§ **Exercise description**
Repeat the entries that follow verbatim, without any of their pictures.

§ **Record excerpts**
## BEGIN

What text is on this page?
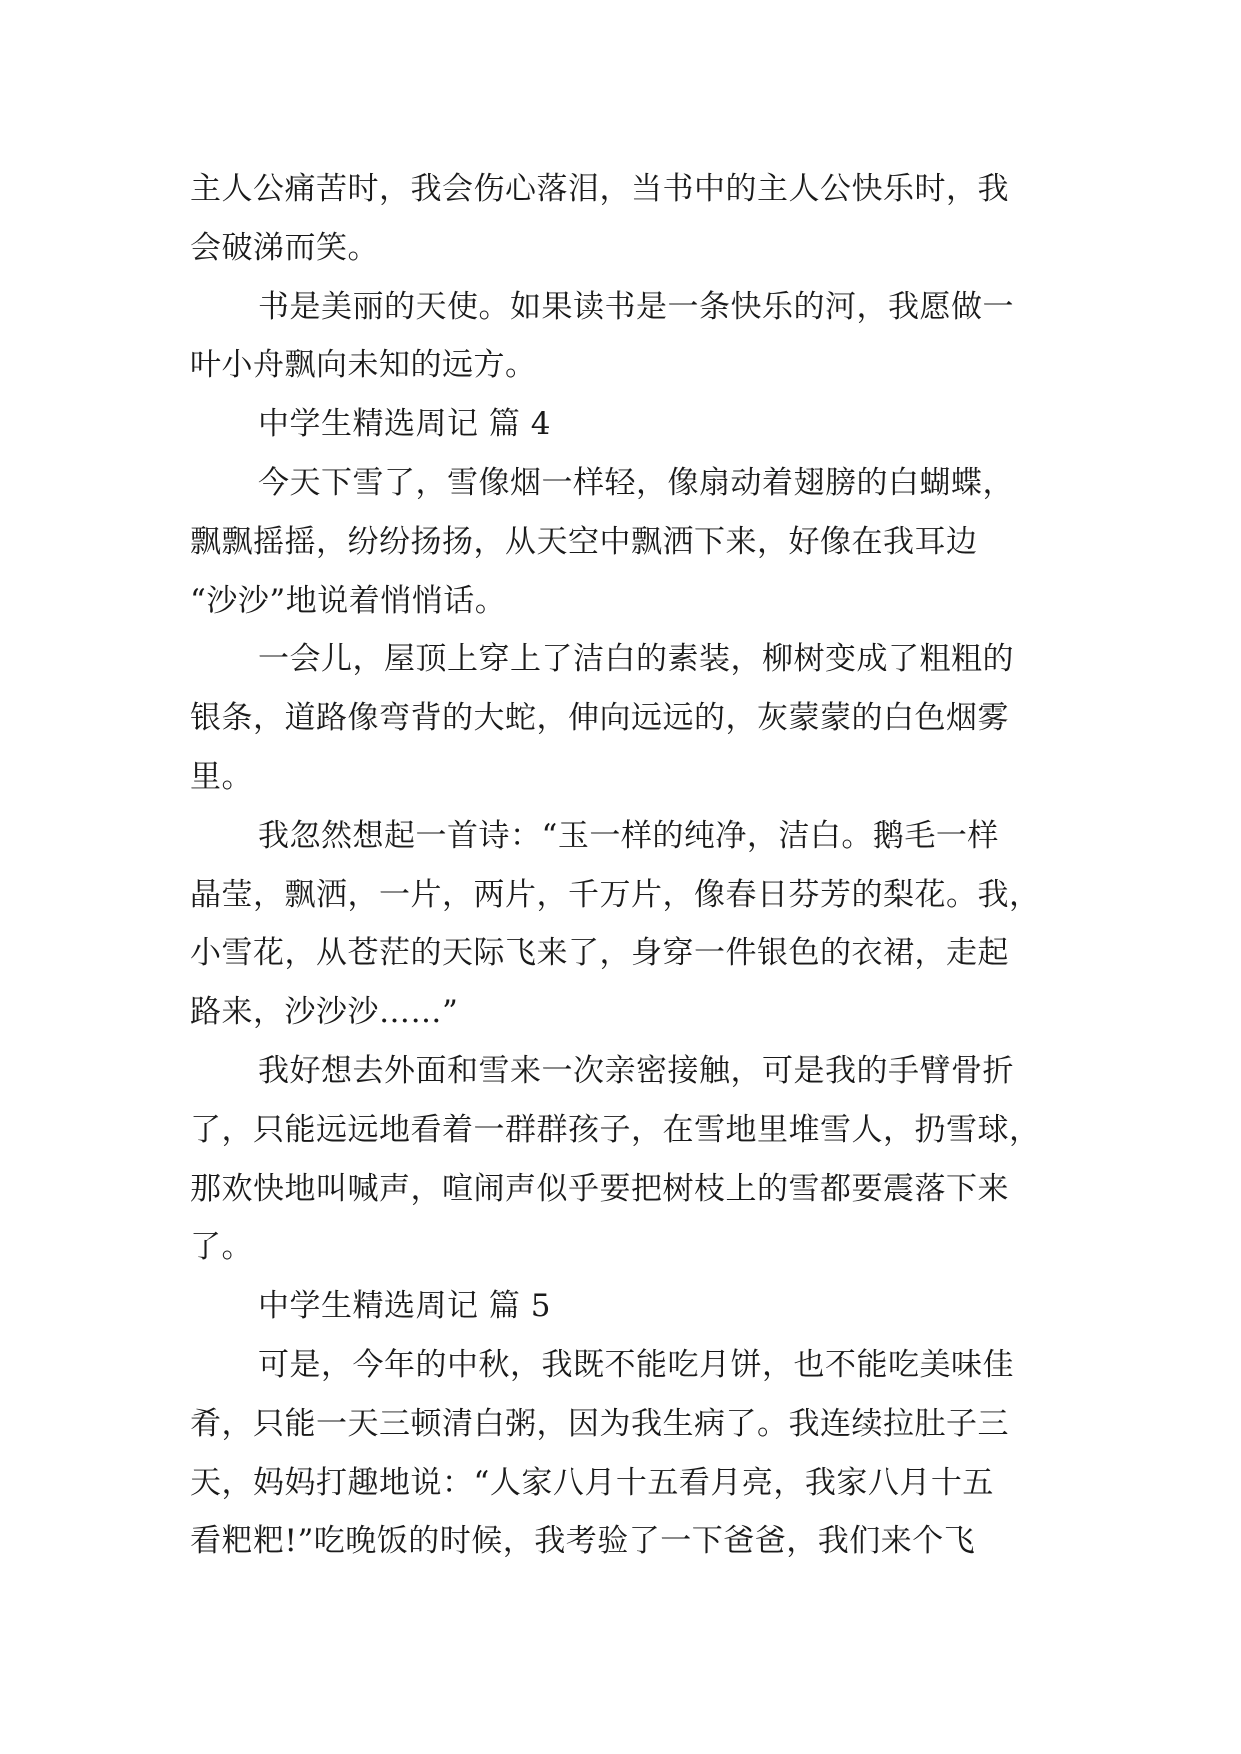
主人公痛苦时，我会伤心落泪，当书中的主人公快乐时，我
会破涕而笑。
书是美丽的天使。如果读书是一条快乐的河，我愿做一
叶小舟飘向未知的远方。
中学生精选周记 篇 4
今天下雪了，雪像烟一样轻，像扇动着翅膀的白蝴蝶，
飘飘摇摇，纷纷扬扬，从天空中飘洒下来，好像在我耳边
“沙沙”地说着悄悄话。
一会儿，屋顶上穿上了洁白的素装，柳树变成了粗粗的
银条，道路像弯背的大蛇，伸向远远的，灰蒙蒙的白色烟雾
里。
我忽然想起一首诗：“玉一样的纯净，洁白。鹅毛一样
晶莹，飘洒，一片，两片，千万片，像春日芬芳的梨花。我，
小雪花，从苍茫的天际飞来了，身穿一件银色的衣裙，走起
路来，沙沙沙……”
我好想去外面和雪来一次亲密接触，可是我的手臂骨折
了，只能远远地看着一群群孩子，在雪地里堆雪人，扔雪球，
那欢快地叫喊声，喧闹声似乎要把树枝上的雪都要震落下来
了。
中学生精选周记 篇 5
可是，今年的中秋，我既不能吃月饼，也不能吃美味佳
肴，只能一天三顿清白粥，因为我生病了。我连续拉肚子三
天，妈妈打趣地说：“人家八月十五看月亮，我家八月十五
看粑粑!”吃晚饭的时候，我考验了一下爸爸，我们来个飞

## END

§ **Exercise output**
What text is on this page?
主人公痛苦时，我会伤心落泪，当书中的主人公快乐时，我
会破涕而笑。
书是美丽的天使。如果读书是一条快乐的河，我愿做一
叶小舟飘向未知的远方。
中学生精选周记 篇 4
今天下雪了，雪像烟一样轻，像扇动着翅膀的白蝴蝶，
飘飘摇摇，纷纷扬扬，从天空中飘洒下来，好像在我耳边
“沙沙”地说着悄悄话。
一会儿，屋顶上穿上了洁白的素装，柳树变成了粗粗的
银条，道路像弯背的大蛇，伸向远远的，灰蒙蒙的白色烟雾
里。
我忽然想起一首诗：“玉一样的纯净，洁白。鹅毛一样
晶莹，飘洒，一片，两片，千万片，像春日芬芳的梨花。我，
小雪花，从苍茫的天际飞来了，身穿一件银色的衣裙，走起
路来，沙沙沙……”
我好想去外面和雪来一次亲密接触，可是我的手臂骨折
了，只能远远地看着一群群孩子，在雪地里堆雪人，扔雪球，
那欢快地叫喊声，喧闹声似乎要把树枝上的雪都要震落下来
了。
中学生精选周记 篇 5
可是，今年的中秋，我既不能吃月饼，也不能吃美味佳
肴，只能一天三顿清白粥，因为我生病了。我连续拉肚子三
天，妈妈打趣地说：“人家八月十五看月亮，我家八月十五
看粑粑!”吃晚饭的时候，我考验了一下爸爸，我们来个飞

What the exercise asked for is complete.